[Recorded information]

----

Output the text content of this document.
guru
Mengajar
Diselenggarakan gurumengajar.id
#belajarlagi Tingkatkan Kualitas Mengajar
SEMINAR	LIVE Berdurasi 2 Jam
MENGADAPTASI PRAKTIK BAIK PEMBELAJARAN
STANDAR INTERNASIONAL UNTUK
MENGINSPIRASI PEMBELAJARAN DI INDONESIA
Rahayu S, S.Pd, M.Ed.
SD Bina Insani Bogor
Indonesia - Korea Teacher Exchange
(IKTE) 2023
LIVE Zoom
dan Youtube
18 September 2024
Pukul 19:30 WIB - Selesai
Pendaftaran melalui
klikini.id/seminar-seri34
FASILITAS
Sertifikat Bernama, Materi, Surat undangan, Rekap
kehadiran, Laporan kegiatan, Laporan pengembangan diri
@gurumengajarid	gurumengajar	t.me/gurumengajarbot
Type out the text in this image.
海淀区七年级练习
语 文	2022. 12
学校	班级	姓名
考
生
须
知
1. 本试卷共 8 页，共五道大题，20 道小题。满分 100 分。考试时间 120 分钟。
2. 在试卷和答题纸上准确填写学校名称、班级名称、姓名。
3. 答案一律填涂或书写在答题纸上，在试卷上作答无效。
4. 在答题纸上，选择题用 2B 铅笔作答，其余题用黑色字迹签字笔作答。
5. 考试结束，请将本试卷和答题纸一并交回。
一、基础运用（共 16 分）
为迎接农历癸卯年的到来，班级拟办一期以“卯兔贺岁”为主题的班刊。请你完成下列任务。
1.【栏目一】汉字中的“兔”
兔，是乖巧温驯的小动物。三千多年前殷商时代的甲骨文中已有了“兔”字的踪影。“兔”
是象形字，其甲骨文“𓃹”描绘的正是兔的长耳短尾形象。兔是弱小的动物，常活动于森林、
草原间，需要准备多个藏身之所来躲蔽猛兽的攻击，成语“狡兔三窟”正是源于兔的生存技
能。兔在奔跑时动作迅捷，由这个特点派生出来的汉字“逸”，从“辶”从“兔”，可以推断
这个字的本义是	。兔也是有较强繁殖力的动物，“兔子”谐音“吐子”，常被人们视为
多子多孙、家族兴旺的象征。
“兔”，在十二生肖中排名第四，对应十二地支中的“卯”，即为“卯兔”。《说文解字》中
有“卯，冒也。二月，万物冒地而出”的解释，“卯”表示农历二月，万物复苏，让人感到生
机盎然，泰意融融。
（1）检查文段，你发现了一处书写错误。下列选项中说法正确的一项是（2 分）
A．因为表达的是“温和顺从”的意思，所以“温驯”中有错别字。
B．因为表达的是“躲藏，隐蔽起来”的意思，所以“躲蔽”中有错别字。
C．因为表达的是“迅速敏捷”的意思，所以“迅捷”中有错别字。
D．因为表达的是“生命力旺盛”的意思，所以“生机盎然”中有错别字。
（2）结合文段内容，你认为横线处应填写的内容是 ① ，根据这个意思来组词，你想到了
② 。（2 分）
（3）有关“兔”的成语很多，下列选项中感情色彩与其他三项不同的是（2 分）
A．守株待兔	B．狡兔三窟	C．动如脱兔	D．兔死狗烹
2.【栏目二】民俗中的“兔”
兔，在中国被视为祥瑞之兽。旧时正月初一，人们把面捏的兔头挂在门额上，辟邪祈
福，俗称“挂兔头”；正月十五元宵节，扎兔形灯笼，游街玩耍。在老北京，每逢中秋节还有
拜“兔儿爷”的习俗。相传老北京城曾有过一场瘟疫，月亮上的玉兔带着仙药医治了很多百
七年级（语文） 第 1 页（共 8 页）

----

[Required work] Find the word "text" in the entries, and copy every line it shows up in.

[Answer in full]
Output the text content of this document.
Type out the text in this image.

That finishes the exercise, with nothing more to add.